Keep only the lines of the listing that include the word "object", and copy them.

[Data records]
◆ ◆ ◆ ◆ ◆ ◆ ◆

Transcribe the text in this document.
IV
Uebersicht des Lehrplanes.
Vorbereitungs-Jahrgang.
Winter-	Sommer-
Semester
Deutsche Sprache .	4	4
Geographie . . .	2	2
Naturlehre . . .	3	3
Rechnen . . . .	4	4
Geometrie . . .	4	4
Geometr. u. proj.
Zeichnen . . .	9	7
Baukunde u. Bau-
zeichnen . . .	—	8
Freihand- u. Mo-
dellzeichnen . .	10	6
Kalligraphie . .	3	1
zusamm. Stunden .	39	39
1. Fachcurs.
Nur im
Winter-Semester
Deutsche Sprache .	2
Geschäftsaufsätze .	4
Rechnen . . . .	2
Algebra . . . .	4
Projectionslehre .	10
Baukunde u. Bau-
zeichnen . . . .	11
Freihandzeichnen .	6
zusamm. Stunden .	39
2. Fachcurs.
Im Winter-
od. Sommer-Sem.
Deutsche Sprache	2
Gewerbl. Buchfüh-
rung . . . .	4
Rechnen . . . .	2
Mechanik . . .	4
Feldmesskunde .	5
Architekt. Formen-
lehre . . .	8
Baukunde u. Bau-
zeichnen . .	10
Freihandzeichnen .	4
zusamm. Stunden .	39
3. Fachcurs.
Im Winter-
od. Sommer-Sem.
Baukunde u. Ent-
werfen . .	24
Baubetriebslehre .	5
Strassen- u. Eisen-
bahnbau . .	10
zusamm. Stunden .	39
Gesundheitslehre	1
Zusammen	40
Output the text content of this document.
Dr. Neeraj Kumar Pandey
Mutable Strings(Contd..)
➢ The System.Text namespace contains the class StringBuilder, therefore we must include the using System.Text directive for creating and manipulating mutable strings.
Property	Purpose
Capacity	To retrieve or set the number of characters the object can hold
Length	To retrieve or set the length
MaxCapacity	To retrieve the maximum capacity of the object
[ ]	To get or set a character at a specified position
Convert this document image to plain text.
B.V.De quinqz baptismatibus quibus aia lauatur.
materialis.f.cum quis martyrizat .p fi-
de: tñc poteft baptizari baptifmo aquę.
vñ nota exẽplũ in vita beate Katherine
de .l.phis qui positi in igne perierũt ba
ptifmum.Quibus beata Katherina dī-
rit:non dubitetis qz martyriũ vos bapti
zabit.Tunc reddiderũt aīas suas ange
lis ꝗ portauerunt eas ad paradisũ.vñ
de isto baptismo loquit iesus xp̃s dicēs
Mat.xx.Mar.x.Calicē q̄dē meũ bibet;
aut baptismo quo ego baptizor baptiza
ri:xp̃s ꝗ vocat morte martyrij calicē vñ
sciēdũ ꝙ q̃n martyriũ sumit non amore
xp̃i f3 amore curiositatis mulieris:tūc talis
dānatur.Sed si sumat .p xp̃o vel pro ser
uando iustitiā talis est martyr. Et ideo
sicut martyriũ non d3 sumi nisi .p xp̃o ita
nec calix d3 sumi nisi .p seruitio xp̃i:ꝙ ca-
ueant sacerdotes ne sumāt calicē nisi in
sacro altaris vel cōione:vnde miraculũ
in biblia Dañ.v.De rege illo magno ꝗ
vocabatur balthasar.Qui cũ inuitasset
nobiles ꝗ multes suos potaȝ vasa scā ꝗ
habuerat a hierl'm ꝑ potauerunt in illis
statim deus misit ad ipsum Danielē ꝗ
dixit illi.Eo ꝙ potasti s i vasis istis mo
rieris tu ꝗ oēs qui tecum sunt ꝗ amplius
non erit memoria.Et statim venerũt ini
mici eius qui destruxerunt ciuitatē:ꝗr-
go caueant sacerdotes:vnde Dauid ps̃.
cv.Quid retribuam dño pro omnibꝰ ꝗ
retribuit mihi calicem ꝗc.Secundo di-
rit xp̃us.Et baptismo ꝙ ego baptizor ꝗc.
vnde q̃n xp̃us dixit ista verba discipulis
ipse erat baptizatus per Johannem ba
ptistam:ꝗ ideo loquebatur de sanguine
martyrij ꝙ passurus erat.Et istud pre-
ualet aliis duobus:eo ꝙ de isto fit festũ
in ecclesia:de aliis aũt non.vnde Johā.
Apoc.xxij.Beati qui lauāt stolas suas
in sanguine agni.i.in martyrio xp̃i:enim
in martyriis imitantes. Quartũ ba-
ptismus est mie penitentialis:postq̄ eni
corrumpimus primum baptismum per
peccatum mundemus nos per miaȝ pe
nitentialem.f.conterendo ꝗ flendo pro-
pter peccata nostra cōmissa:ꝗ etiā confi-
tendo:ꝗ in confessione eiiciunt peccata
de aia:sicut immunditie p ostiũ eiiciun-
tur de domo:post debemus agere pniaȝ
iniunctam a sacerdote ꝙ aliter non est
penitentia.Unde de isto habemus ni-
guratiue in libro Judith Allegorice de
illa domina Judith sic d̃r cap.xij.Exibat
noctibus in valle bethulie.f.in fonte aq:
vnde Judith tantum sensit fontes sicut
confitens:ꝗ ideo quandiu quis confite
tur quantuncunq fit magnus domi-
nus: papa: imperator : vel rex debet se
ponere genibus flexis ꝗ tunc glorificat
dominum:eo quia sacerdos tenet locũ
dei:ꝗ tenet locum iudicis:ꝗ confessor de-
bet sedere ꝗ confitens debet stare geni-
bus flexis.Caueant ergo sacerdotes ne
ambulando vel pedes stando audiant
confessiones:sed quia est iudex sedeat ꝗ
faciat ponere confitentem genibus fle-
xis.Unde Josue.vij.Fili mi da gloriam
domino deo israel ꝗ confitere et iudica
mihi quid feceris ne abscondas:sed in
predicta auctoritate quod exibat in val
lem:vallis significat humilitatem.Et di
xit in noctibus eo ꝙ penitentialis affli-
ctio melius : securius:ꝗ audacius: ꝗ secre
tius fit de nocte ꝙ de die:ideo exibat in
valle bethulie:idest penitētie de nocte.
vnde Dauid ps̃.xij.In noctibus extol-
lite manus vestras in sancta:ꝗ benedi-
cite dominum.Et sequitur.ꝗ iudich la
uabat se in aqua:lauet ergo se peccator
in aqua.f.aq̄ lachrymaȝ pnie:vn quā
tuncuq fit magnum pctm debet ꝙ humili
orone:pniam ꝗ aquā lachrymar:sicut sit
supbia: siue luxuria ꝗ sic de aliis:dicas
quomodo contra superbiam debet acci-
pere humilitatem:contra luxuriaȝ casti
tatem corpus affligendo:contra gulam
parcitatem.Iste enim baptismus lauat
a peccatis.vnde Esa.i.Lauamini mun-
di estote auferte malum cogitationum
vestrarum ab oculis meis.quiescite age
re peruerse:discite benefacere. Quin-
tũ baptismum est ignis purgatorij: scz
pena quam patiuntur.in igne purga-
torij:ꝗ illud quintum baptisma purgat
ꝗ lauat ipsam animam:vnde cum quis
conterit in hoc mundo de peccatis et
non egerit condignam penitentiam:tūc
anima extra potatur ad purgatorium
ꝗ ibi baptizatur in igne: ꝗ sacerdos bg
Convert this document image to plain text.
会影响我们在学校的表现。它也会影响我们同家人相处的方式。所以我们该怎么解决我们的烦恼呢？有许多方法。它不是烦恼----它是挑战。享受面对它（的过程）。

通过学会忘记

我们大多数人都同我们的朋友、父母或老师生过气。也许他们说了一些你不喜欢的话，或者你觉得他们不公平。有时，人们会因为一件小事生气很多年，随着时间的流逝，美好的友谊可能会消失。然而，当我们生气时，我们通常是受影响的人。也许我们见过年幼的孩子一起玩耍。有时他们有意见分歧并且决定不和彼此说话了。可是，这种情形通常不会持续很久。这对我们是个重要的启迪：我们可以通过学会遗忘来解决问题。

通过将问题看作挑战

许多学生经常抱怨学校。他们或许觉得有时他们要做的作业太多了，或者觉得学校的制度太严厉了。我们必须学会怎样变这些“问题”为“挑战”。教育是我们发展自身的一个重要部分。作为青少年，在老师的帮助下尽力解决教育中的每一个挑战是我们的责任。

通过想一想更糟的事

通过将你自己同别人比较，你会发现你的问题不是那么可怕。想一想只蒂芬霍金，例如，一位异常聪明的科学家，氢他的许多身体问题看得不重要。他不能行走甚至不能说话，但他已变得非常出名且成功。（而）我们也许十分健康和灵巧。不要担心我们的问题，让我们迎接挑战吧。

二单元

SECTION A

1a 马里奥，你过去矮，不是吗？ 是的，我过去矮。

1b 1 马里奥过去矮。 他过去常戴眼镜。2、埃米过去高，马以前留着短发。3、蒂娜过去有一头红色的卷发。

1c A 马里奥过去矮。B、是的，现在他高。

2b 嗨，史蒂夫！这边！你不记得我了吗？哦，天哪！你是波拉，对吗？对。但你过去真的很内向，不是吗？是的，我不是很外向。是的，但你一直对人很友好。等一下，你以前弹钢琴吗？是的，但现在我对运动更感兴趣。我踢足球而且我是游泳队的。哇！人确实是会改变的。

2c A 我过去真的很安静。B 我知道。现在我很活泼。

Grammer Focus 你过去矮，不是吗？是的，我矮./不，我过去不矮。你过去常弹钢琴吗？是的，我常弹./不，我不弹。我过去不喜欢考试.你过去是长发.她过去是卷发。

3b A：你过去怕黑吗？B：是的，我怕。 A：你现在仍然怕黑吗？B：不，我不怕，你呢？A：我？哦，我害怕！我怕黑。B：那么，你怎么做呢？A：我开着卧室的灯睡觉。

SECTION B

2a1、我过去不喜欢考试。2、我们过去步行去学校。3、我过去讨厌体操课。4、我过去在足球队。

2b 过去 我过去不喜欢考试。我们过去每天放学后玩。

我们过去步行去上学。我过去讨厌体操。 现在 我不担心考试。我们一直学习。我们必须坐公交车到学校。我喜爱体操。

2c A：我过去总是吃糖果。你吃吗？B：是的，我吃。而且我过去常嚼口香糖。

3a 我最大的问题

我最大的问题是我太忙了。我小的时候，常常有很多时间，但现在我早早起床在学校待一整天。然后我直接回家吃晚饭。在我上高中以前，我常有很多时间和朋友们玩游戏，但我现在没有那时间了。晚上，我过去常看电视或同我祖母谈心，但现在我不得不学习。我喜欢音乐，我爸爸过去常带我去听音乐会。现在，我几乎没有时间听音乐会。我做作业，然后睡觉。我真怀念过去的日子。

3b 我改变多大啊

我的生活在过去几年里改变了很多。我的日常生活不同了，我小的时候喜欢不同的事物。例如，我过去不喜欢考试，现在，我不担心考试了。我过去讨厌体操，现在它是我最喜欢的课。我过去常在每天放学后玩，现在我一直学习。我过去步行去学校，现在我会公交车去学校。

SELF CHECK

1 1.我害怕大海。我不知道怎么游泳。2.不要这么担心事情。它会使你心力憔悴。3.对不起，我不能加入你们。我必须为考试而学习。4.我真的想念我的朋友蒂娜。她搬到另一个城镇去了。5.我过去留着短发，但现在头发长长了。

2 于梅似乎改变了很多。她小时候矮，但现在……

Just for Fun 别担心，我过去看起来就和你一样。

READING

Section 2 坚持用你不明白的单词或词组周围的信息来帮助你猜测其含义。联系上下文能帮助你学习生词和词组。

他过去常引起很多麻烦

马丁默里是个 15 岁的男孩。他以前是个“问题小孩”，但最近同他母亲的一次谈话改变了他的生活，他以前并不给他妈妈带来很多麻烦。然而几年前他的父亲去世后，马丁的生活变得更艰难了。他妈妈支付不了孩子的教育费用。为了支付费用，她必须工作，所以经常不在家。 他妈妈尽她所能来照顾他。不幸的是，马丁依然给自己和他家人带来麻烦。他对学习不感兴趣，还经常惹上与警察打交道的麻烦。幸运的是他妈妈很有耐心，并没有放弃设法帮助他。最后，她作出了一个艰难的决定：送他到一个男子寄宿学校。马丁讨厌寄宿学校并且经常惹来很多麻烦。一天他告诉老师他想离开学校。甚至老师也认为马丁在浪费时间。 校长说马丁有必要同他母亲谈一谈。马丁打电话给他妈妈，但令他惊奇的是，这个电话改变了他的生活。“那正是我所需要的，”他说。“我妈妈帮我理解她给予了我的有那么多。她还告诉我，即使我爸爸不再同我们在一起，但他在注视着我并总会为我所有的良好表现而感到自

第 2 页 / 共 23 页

◆ ◆ ◆ ◆ ◆ ◆ ◆

= The solution =
Capacity	To retrieve or set the number of characters the object can hold
MaxCapacity	To retrieve the maximum capacity of the object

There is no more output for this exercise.